# Task statement:
Your task is to print the material below exactly as presented.
— Start Provided material —
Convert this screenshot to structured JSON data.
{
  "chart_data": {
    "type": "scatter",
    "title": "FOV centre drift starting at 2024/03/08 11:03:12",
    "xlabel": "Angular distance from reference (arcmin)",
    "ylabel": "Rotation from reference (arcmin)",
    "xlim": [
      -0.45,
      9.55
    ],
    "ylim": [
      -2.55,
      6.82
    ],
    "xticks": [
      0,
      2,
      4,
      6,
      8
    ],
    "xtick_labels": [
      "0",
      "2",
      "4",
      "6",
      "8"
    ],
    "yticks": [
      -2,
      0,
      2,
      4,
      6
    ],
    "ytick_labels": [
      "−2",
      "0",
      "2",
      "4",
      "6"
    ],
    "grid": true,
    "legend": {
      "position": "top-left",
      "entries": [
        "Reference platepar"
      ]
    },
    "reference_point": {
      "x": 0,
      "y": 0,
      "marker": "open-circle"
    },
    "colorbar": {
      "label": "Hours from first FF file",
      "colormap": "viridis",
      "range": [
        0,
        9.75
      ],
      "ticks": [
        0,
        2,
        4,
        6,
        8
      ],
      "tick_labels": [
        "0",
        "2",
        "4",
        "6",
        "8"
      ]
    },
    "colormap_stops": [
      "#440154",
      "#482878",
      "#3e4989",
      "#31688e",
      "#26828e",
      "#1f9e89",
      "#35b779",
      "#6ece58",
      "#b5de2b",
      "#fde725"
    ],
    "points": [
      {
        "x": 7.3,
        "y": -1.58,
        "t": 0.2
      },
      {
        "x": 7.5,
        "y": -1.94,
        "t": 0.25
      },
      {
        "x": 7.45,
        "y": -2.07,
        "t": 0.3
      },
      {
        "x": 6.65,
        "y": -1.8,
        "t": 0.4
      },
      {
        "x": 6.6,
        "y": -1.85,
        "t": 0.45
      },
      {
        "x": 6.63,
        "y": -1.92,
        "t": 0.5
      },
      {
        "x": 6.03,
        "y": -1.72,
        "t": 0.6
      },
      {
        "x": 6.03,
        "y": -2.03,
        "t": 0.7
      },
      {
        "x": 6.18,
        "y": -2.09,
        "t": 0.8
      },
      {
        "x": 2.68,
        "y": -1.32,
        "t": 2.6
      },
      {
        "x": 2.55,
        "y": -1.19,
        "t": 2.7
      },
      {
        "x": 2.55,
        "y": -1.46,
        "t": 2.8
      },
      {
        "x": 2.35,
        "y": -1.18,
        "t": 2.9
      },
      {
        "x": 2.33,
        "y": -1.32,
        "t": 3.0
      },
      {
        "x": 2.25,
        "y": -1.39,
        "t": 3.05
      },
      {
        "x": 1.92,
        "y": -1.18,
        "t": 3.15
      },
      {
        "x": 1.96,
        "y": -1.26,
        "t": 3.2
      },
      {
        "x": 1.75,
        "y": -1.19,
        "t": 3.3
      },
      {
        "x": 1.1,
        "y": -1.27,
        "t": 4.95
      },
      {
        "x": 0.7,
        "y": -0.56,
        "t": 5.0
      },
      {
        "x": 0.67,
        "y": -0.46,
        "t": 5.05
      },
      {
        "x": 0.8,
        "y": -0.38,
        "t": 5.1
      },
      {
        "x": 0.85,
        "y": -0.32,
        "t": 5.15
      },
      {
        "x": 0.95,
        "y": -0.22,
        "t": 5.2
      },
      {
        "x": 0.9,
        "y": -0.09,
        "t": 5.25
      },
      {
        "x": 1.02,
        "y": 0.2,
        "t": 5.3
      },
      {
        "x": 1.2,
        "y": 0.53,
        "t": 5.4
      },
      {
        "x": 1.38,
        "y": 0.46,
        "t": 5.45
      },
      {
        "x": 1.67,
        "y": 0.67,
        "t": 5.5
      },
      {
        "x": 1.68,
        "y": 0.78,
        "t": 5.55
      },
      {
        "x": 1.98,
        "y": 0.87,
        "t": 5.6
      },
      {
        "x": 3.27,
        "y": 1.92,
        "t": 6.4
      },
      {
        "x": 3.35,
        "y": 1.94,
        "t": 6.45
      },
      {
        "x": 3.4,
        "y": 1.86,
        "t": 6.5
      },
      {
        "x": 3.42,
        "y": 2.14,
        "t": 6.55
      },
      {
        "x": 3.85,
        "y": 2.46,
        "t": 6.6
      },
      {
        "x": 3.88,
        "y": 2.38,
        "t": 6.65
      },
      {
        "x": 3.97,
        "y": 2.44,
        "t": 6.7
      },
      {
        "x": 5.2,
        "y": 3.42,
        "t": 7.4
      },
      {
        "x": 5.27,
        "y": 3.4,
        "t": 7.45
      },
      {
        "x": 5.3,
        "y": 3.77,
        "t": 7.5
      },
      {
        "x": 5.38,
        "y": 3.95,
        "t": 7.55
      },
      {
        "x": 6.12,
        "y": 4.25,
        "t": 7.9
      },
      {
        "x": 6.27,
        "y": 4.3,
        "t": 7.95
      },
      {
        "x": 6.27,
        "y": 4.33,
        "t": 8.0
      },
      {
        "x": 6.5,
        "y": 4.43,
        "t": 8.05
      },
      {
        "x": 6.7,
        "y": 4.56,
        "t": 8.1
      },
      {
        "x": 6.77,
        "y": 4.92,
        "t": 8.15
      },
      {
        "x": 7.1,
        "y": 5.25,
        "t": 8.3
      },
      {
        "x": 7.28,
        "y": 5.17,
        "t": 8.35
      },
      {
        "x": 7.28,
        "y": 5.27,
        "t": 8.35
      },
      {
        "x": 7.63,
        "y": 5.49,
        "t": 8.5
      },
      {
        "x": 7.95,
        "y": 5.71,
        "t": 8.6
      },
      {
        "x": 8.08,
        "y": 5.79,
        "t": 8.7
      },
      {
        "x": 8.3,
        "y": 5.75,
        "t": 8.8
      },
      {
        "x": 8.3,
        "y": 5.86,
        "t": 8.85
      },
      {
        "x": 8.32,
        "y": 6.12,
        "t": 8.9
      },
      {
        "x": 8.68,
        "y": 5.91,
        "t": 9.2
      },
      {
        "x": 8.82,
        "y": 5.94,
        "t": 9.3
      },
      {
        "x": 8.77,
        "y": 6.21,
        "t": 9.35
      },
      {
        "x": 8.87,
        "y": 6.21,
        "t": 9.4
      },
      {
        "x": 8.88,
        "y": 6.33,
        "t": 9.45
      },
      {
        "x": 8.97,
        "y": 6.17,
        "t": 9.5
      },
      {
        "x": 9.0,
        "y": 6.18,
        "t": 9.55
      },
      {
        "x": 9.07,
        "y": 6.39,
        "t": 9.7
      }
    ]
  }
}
— End Provided material —
# Worked answer:
Convert this screenshot to structured JSON data.
{
  "chart_data": {
    "type": "scatter",
    "title": "FOV centre drift starting at 2024/03/08 11:03:12",
    "xlabel": "Angular distance from reference (arcmin)",
    "ylabel": "Rotation from reference (arcmin)",
    "xlim": [
      -0.45,
      9.55
    ],
    "ylim": [
      -2.55,
      6.82
    ],
    "xticks": [
      0,
      2,
      4,
      6,
      8
    ],
    "xtick_labels": [
      "0",
      "2",
      "4",
      "6",
      "8"
    ],
    "yticks": [
      -2,
      0,
      2,
      4,
      6
    ],
    "ytick_labels": [
      "−2",
      "0",
      "2",
      "4",
      "6"
    ],
    "grid": true,
    "legend": {
      "position": "top-left",
      "entries": [
        "Reference platepar"
      ]
    },
    "reference_point": {
      "x": 0,
      "y": 0,
      "marker": "open-circle"
    },
    "colorbar": {
      "label": "Hours from first FF file",
      "colormap": "viridis",
      "range": [
        0,
        9.75
      ],
      "ticks": [
        0,
        2,
        4,
        6,
        8
      ],
      "tick_labels": [
        "0",
        "2",
        "4",
        "6",
        "8"
      ]
    },
    "colormap_stops": [
      "#440154",
      "#482878",
      "#3e4989",
      "#31688e",
      "#26828e",
      "#1f9e89",
      "#35b779",
      "#6ece58",
      "#b5de2b",
      "#fde725"
    ],
    "points": [
      {
        "x": 7.3,
        "y": -1.58,
        "t": 0.2
      },
      {
        "x": 7.5,
        "y": -1.94,
        "t": 0.25
      },
      {
        "x": 7.45,
        "y": -2.07,
        "t": 0.3
      },
      {
        "x": 6.65,
        "y": -1.8,
        "t": 0.4
      },
      {
        "x": 6.6,
        "y": -1.85,
        "t": 0.45
      },
      {
        "x": 6.63,
        "y": -1.92,
        "t": 0.5
      },
      {
        "x": 6.03,
        "y": -1.72,
        "t": 0.6
      },
      {
        "x": 6.03,
        "y": -2.03,
        "t": 0.7
      },
      {
        "x": 6.18,
        "y": -2.09,
        "t": 0.8
      },
      {
        "x": 2.68,
        "y": -1.32,
        "t": 2.6
      },
      {
        "x": 2.55,
        "y": -1.19,
        "t": 2.7
      },
      {
        "x": 2.55,
        "y": -1.46,
        "t": 2.8
      },
      {
        "x": 2.35,
        "y": -1.18,
        "t": 2.9
      },
      {
        "x": 2.33,
        "y": -1.32,
        "t": 3.0
      },
      {
        "x": 2.25,
        "y": -1.39,
        "t": 3.05
      },
      {
        "x": 1.92,
        "y": -1.18,
        "t": 3.15
      },
      {
        "x": 1.96,
        "y": -1.26,
        "t": 3.2
      },
      {
        "x": 1.75,
        "y": -1.19,
        "t": 3.3
      },
      {
        "x": 1.1,
        "y": -1.27,
        "t": 4.95
      },
      {
        "x": 0.7,
        "y": -0.56,
        "t": 5.0
      },
      {
        "x": 0.67,
        "y": -0.46,
        "t": 5.05
      },
      {
        "x": 0.8,
        "y": -0.38,
        "t": 5.1
      },
      {
        "x": 0.85,
        "y": -0.32,
        "t": 5.15
      },
      {
        "x": 0.95,
        "y": -0.22,
        "t": 5.2
      },
      {
        "x": 0.9,
        "y": -0.09,
        "t": 5.25
      },
      {
        "x": 1.02,
        "y": 0.2,
        "t": 5.3
      },
      {
        "x": 1.2,
        "y": 0.53,
        "t": 5.4
      },
      {
        "x": 1.38,
        "y": 0.46,
        "t": 5.45
      },
      {
        "x": 1.67,
        "y": 0.67,
        "t": 5.5
      },
      {
        "x": 1.68,
        "y": 0.78,
        "t": 5.55
      },
      {
        "x": 1.98,
        "y": 0.87,
        "t": 5.6
      },
      {
        "x": 3.27,
        "y": 1.92,
        "t": 6.4
      },
      {
        "x": 3.35,
        "y": 1.94,
        "t": 6.45
      },
      {
        "x": 3.4,
        "y": 1.86,
        "t": 6.5
      },
      {
        "x": 3.42,
        "y": 2.14,
        "t": 6.55
      },
      {
        "x": 3.85,
        "y": 2.46,
        "t": 6.6
      },
      {
        "x": 3.88,
        "y": 2.38,
        "t": 6.65
      },
      {
        "x": 3.97,
        "y": 2.44,
        "t": 6.7
      },
      {
        "x": 5.2,
        "y": 3.42,
        "t": 7.4
      },
      {
        "x": 5.27,
        "y": 3.4,
        "t": 7.45
      },
      {
        "x": 5.3,
        "y": 3.77,
        "t": 7.5
      },
      {
        "x": 5.38,
        "y": 3.95,
        "t": 7.55
      },
      {
        "x": 6.12,
        "y": 4.25,
        "t": 7.9
      },
      {
        "x": 6.27,
        "y": 4.3,
        "t": 7.95
      },
      {
        "x": 6.27,
        "y": 4.33,
        "t": 8.0
      },
      {
        "x": 6.5,
        "y": 4.43,
        "t": 8.05
      },
      {
        "x": 6.7,
        "y": 4.56,
        "t": 8.1
      },
      {
        "x": 6.77,
        "y": 4.92,
        "t": 8.15
      },
      {
        "x": 7.1,
        "y": 5.25,
        "t": 8.3
      },
      {
        "x": 7.28,
        "y": 5.17,
        "t": 8.35
      },
      {
        "x": 7.28,
        "y": 5.27,
        "t": 8.35
      },
      {
        "x": 7.63,
        "y": 5.49,
        "t": 8.5
      },
      {
        "x": 7.95,
        "y": 5.71,
        "t": 8.6
      },
      {
        "x": 8.08,
        "y": 5.79,
        "t": 8.7
      },
      {
        "x": 8.3,
        "y": 5.75,
        "t": 8.8
      },
      {
        "x": 8.3,
        "y": 5.86,
        "t": 8.85
      },
      {
        "x": 8.32,
        "y": 6.12,
        "t": 8.9
      },
      {
        "x": 8.68,
        "y": 5.91,
        "t": 9.2
      },
      {
        "x": 8.82,
        "y": 5.94,
        "t": 9.3
      },
      {
        "x": 8.77,
        "y": 6.21,
        "t": 9.35
      },
      {
        "x": 8.87,
        "y": 6.21,
        "t": 9.4
      },
      {
        "x": 8.88,
        "y": 6.33,
        "t": 9.45
      },
      {
        "x": 8.97,
        "y": 6.17,
        "t": 9.5
      },
      {
        "x": 9.0,
        "y": 6.18,
        "t": 9.55
      },
      {
        "x": 9.07,
        "y": 6.39,
        "t": 9.7
      }
    ]
  }
}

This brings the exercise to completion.